---------- SUPPLIED MATERIAL ----------

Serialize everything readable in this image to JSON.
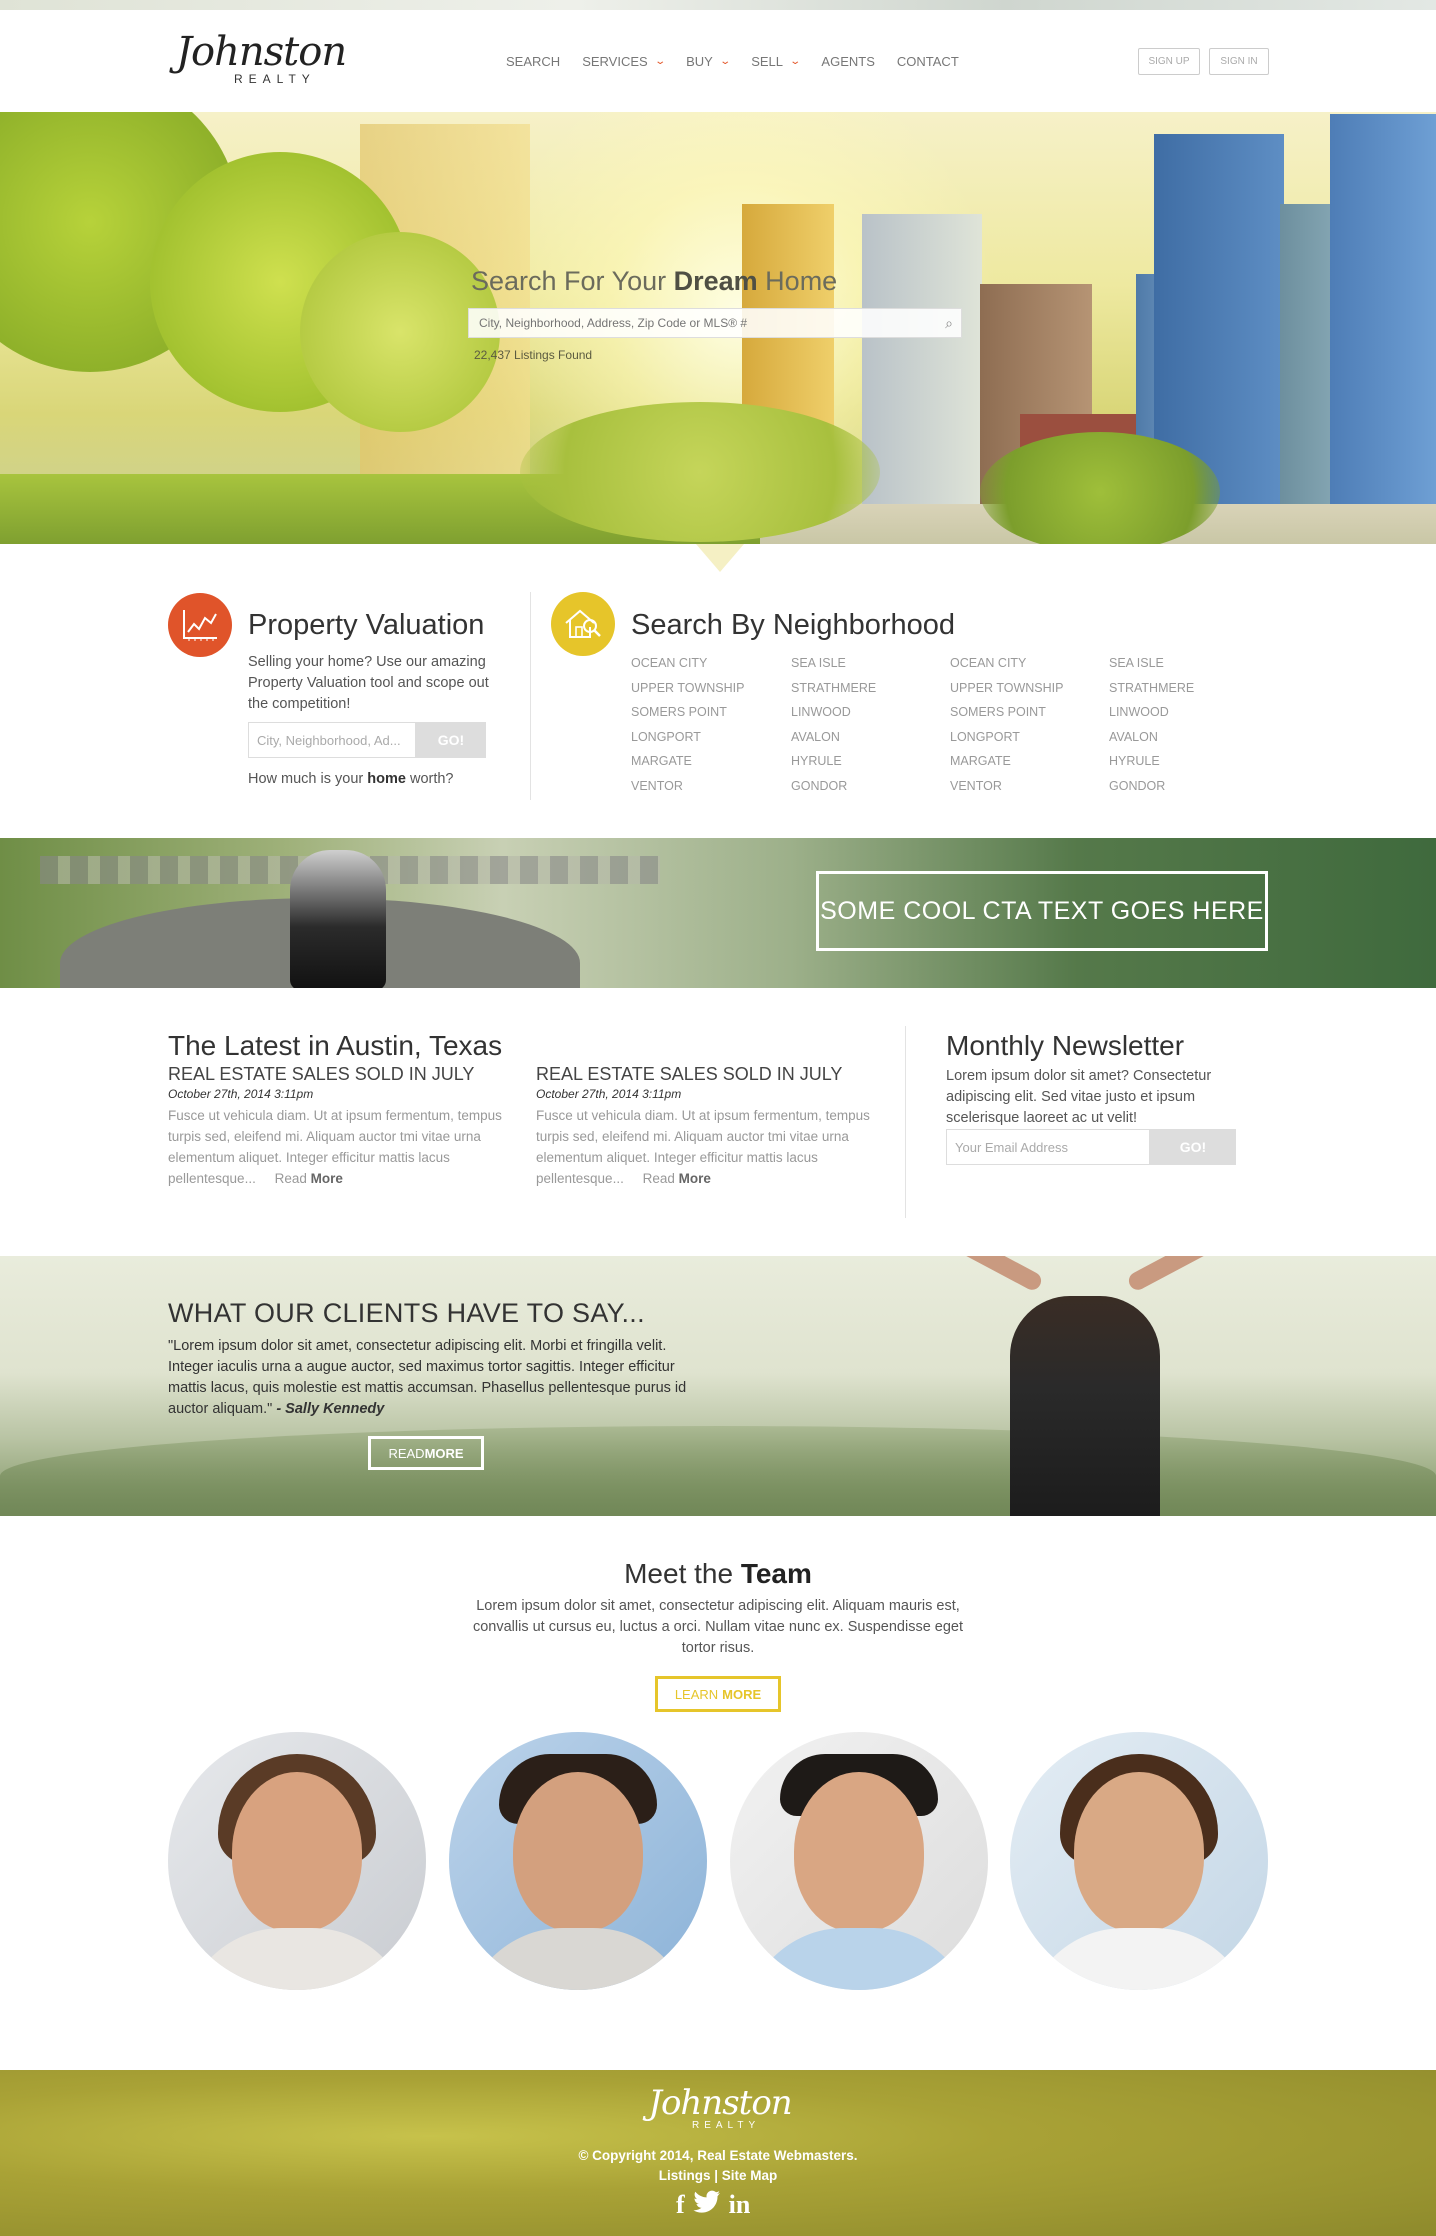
{
  "header": {
    "logo_script": "Johnston",
    "logo_sub": "REALTY",
    "nav": [
      {
        "label": "SEARCH",
        "dropdown": false
      },
      {
        "label": "SERVICES",
        "dropdown": true
      },
      {
        "label": "BUY",
        "dropdown": true
      },
      {
        "label": "SELL",
        "dropdown": true
      },
      {
        "label": "AGENTS",
        "dropdown": false
      },
      {
        "label": "CONTACT",
        "dropdown": false
      }
    ],
    "signup": "SIGN UP",
    "signin": "SIGN IN"
  },
  "hero": {
    "title_pre": "Search For Your ",
    "title_bold": "Dream",
    "title_post": " Home",
    "search_placeholder": "City, Neighborhood, Address, Zip Code or MLS® #",
    "listings": "22,437 Listings Found"
  },
  "valuation": {
    "title": "Property Valuation",
    "description": "Selling your home? Use our amazing Property Valuation tool and scope out the competition!",
    "placeholder": "City, Neighborhood, Ad...",
    "go": "GO!",
    "worth_pre": "How much is your ",
    "worth_bold": "home",
    "worth_post": " worth?"
  },
  "neighborhood": {
    "title": "Search By Neighborhood",
    "columns": [
      [
        "OCEAN CITY",
        "UPPER TOWNSHIP",
        "SOMERS POINT",
        "LONGPORT",
        "MARGATE",
        "VENTOR"
      ],
      [
        "SEA ISLE",
        "STRATHMERE",
        "LINWOOD",
        "AVALON",
        "HYRULE",
        "GONDOR"
      ],
      [
        "OCEAN CITY",
        "UPPER TOWNSHIP",
        "SOMERS POINT",
        "LONGPORT",
        "MARGATE",
        "VENTOR"
      ],
      [
        "SEA ISLE",
        "STRATHMERE",
        "LINWOOD",
        "AVALON",
        "HYRULE",
        "GONDOR"
      ]
    ]
  },
  "cta": {
    "label": "SOME COOL CTA TEXT GOES HERE"
  },
  "latest": {
    "title": "The Latest in Austin, Texas",
    "posts": [
      {
        "heading": "REAL ESTATE SALES SOLD IN JULY",
        "date": "October 27th, 2014 3:11pm",
        "body": "Fusce ut vehicula diam. Ut at ipsum fermentum, tempus turpis sed, eleifend mi. Aliquam auctor tmi vitae urna elementum aliquet. Integer efficitur mattis lacus pellentesque...",
        "read_pre": "Read ",
        "read_bold": "More"
      },
      {
        "heading": "REAL ESTATE SALES SOLD IN JULY",
        "date": "October 27th, 2014 3:11pm",
        "body": "Fusce ut vehicula diam. Ut at ipsum fermentum, tempus turpis sed, eleifend mi. Aliquam auctor tmi vitae urna elementum aliquet. Integer efficitur mattis lacus pellentesque...",
        "read_pre": "Read ",
        "read_bold": "More"
      }
    ]
  },
  "newsletter": {
    "title": "Monthly Newsletter",
    "description": "Lorem ipsum dolor sit amet? Consectetur adipiscing elit. Sed vitae justo et ipsum scelerisque laoreet ac ut velit!",
    "placeholder": "Your Email Address",
    "go": "GO!"
  },
  "testimonials": {
    "title": "WHAT OUR CLIENTS HAVE TO SAY...",
    "quote": "\"Lorem ipsum dolor sit amet, consectetur adipiscing elit. Morbi et fringilla velit. Integer iaculis urna a augue auctor, sed maximus tortor sagittis. Integer efficitur mattis lacus, quis molestie est mattis accumsan. Phasellus pellentesque purus id auctor aliquam.\"",
    "author": " - Sally Kennedy",
    "read_pre": "READ ",
    "read_bold": "MORE"
  },
  "team": {
    "title_pre": "Meet the ",
    "title_bold": "Team",
    "description": "Lorem ipsum dolor sit amet, consectetur adipiscing elit. Aliquam mauris est, convallis ut cursus eu, luctus a orci. Nullam vitae nunc ex. Suspendisse eget tortor risus.",
    "learn_pre": "LEARN",
    "learn_bold": "MORE"
  },
  "footer": {
    "logo_script": "Johnston",
    "logo_sub": "REALTY",
    "copyright": "© Copyright 2014, Real Estate Webmasters.",
    "links": "Listings | Site Map",
    "social": [
      "f",
      "t",
      "in"
    ]
  },
  "colors": {
    "accent_orange": "#e0542a",
    "accent_yellow": "#e6c52a",
    "footer_olive": "#a9a236"
  }
}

----------

» WHAT THIS TASK INVOLVES
Keep every word of the data as it is when you write it out, but drop the pictures.

» ANSWER TO THIS PROBLEM
Serialize everything readable in this image to JSON.
{
  "header": {
    "logo_script": "Johnston",
    "logo_sub": "REALTY",
    "nav": [
      {
        "label": "SEARCH",
        "dropdown": false
      },
      {
        "label": "SERVICES",
        "dropdown": true
      },
      {
        "label": "BUY",
        "dropdown": true
      },
      {
        "label": "SELL",
        "dropdown": true
      },
      {
        "label": "AGENTS",
        "dropdown": false
      },
      {
        "label": "CONTACT",
        "dropdown": false
      }
    ],
    "signup": "SIGN UP",
    "signin": "SIGN IN"
  },
  "hero": {
    "title_pre": "Search For Your ",
    "title_bold": "Dream",
    "title_post": " Home",
    "search_placeholder": "City, Neighborhood, Address, Zip Code or MLS® #",
    "listings": "22,437 Listings Found"
  },
  "valuation": {
    "title": "Property Valuation",
    "description": "Selling your home? Use our amazing Property Valuation tool and scope out the competition!",
    "placeholder": "City, Neighborhood, Ad...",
    "go": "GO!",
    "worth_pre": "How much is your ",
    "worth_bold": "home",
    "worth_post": " worth?"
  },
  "neighborhood": {
    "title": "Search By Neighborhood",
    "columns": [
      [
        "OCEAN CITY",
        "UPPER TOWNSHIP",
        "SOMERS POINT",
        "LONGPORT",
        "MARGATE",
        "VENTOR"
      ],
      [
        "SEA ISLE",
        "STRATHMERE",
        "LINWOOD",
        "AVALON",
        "HYRULE",
        "GONDOR"
      ],
      [
        "OCEAN CITY",
        "UPPER TOWNSHIP",
        "SOMERS POINT",
        "LONGPORT",
        "MARGATE",
        "VENTOR"
      ],
      [
        "SEA ISLE",
        "STRATHMERE",
        "LINWOOD",
        "AVALON",
        "HYRULE",
        "GONDOR"
      ]
    ]
  },
  "cta": {
    "label": "SOME COOL CTA TEXT GOES HERE"
  },
  "latest": {
    "title": "The Latest in Austin, Texas",
    "posts": [
      {
        "heading": "REAL ESTATE SALES SOLD IN JULY",
        "date": "October 27th, 2014 3:11pm",
        "body": "Fusce ut vehicula diam. Ut at ipsum fermentum, tempus turpis sed, eleifend mi. Aliquam auctor tmi vitae urna elementum aliquet. Integer efficitur mattis lacus pellentesque...",
        "read_pre": "Read ",
        "read_bold": "More"
      },
      {
        "heading": "REAL ESTATE SALES SOLD IN JULY",
        "date": "October 27th, 2014 3:11pm",
        "body": "Fusce ut vehicula diam. Ut at ipsum fermentum, tempus turpis sed, eleifend mi. Aliquam auctor tmi vitae urna elementum aliquet. Integer efficitur mattis lacus pellentesque...",
        "read_pre": "Read ",
        "read_bold": "More"
      }
    ]
  },
  "newsletter": {
    "title": "Monthly Newsletter",
    "description": "Lorem ipsum dolor sit amet? Consectetur adipiscing elit. Sed vitae justo et ipsum scelerisque laoreet ac ut velit!",
    "placeholder": "Your Email Address",
    "go": "GO!"
  },
  "testimonials": {
    "title": "WHAT OUR CLIENTS HAVE TO SAY...",
    "quote": "\"Lorem ipsum dolor sit amet, consectetur adipiscing elit. Morbi et fringilla velit. Integer iaculis urna a augue auctor, sed maximus tortor sagittis. Integer efficitur mattis lacus, quis molestie est mattis accumsan. Phasellus pellentesque purus id auctor aliquam.\"",
    "author": " - Sally Kennedy",
    "read_pre": "READ ",
    "read_bold": "MORE"
  },
  "team": {
    "title_pre": "Meet the ",
    "title_bold": "Team",
    "description": "Lorem ipsum dolor sit amet, consectetur adipiscing elit. Aliquam mauris est, convallis ut cursus eu, luctus a orci. Nullam vitae nunc ex. Suspendisse eget tortor risus.",
    "learn_pre": "LEARN",
    "learn_bold": "MORE"
  },
  "footer": {
    "logo_script": "Johnston",
    "logo_sub": "REALTY",
    "copyright": "© Copyright 2014, Real Estate Webmasters.",
    "links": "Listings | Site Map",
    "social": [
      "f",
      "t",
      "in"
    ]
  },
  "colors": {
    "accent_orange": "#e0542a",
    "accent_yellow": "#e6c52a",
    "footer_olive": "#a9a236"
  }
}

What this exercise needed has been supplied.